The task: Exactly as written, retype the listing below, omitting the pictures.

Entries provided:
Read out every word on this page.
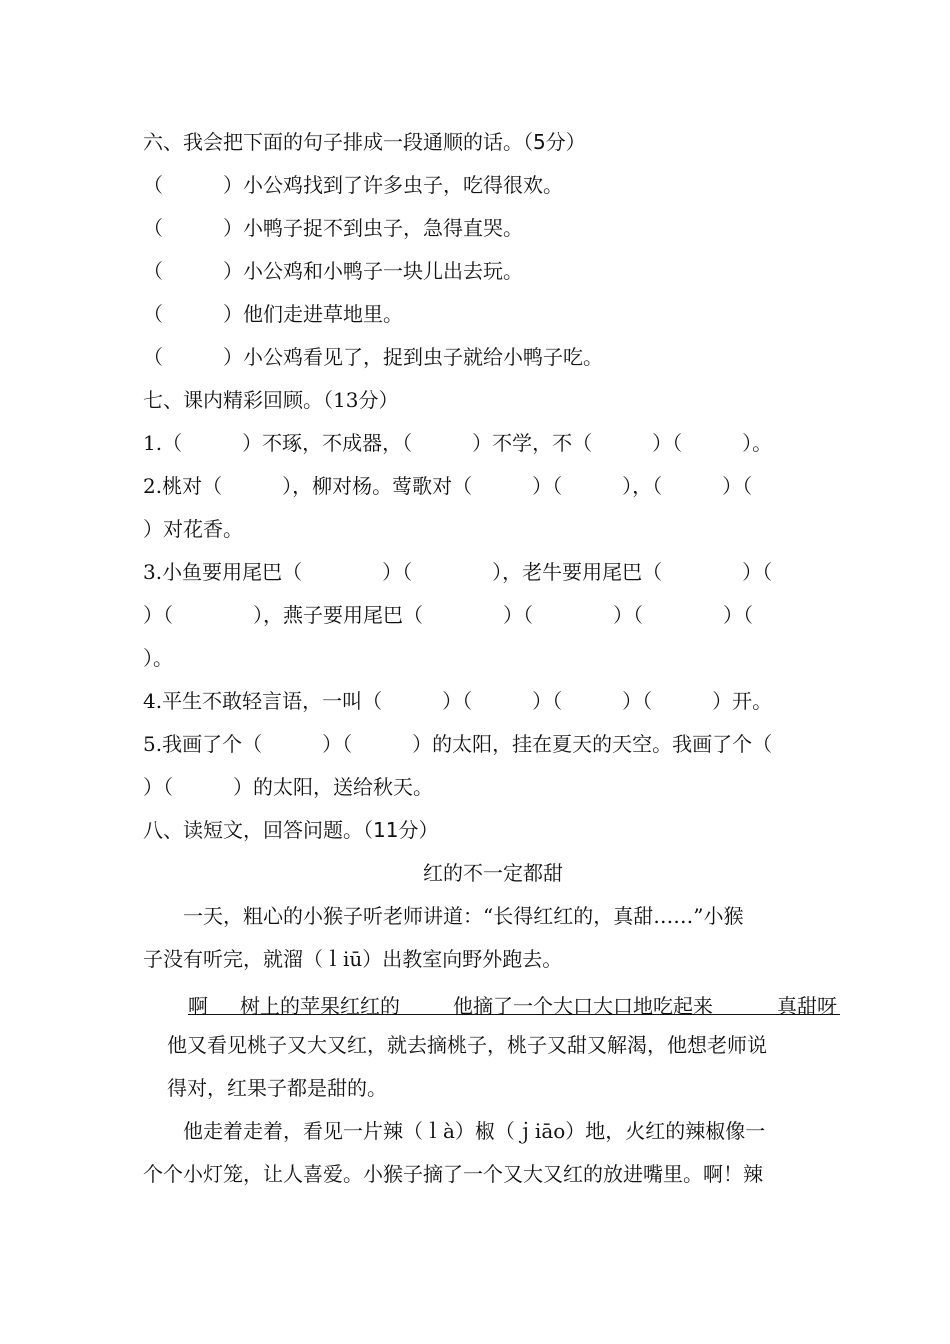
六、我会把下面的句子排成一段通顺的话。（5分）
（　　　）小公鸡找到了许多虫子，吃得很欢。
（　　　）小鸭子捉不到虫子，急得直哭。
（　　　）小公鸡和小鸭子一块儿出去玩。
（　　　）他们走进草地里。
（　　　）小公鸡看见了，捉到虫子就给小鸭子吃。
七、课内精彩回顾。（13分）
1.（　　　）不琢，不成器，（　　　）不学，不（　　　）（　　　）。
2.桃对（　　　），柳对杨。莺歌对（　　　）（　　　），（　　　）（
）对花香。
3.小鱼要用尾巴（　　　　）（　　　　），老牛要用尾巴（　　　　）（
）（　　　　），燕子要用尾巴（　　　　）（　　　　）（　　　　）（
）。
4.平生不敢轻言语，一叫（　　　）（　　　）（　　　）（　　　）开。
5.我画了个（　　　）（　　　）的太阳，挂在夏天的天空。我画了个（
）（　　　）的太阳，送给秋天。
八、读短文，回答问题。（11分）
红的不一定都甜
　　一天，粗心的小猴子听老师讲道：“长得红红的，真甜……”小猴
子没有听完，就溜（ｌiū）出教室向野外跑去。
啊 树上的苹果红红的	他摘了一个大口大口地吃起来	真甜呀
他又看见桃子又大又红，就去摘桃子，桃子又甜又解渴，他想老师说
得对，红果子都是甜的。
　　他走着走着，看见一片辣（ｌà）椒（ｊiāo）地，火红的辣椒像一
个个小灯笼，让人喜爱。小猴子摘了一个又大又红的放进嘴里。啊！辣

Correct output:
Read out every word on this page.
六、我会把下面的句子排成一段通顺的话。（5分）
（　　　）小公鸡找到了许多虫子，吃得很欢。
（　　　）小鸭子捉不到虫子，急得直哭。
（　　　）小公鸡和小鸭子一块儿出去玩。
（　　　）他们走进草地里。
（　　　）小公鸡看见了，捉到虫子就给小鸭子吃。
七、课内精彩回顾。（13分）
1.（　　　）不琢，不成器，（　　　）不学，不（　　　）（　　　）。
2.桃对（　　　），柳对杨。莺歌对（　　　）（　　　），（　　　）（
）对花香。
3.小鱼要用尾巴（　　　　）（　　　　），老牛要用尾巴（　　　　）（
）（　　　　），燕子要用尾巴（　　　　）（　　　　）（　　　　）（
）。
4.平生不敢轻言语，一叫（　　　）（　　　）（　　　）（　　　）开。
5.我画了个（　　　）（　　　）的太阳，挂在夏天的天空。我画了个（
）（　　　）的太阳，送给秋天。
八、读短文，回答问题。（11分）
红的不一定都甜
　　一天，粗心的小猴子听老师讲道：“长得红红的，真甜……”小猴
子没有听完，就溜（ｌiū）出教室向野外跑去。
啊 树上的苹果红红的	他摘了一个大口大口地吃起来	真甜呀
他又看见桃子又大又红，就去摘桃子，桃子又甜又解渴，他想老师说
得对，红果子都是甜的。
　　他走着走着，看见一片辣（ｌà）椒（ｊiāo）地，火红的辣椒像一
个个小灯笼，让人喜爱。小猴子摘了一个又大又红的放进嘴里。啊！辣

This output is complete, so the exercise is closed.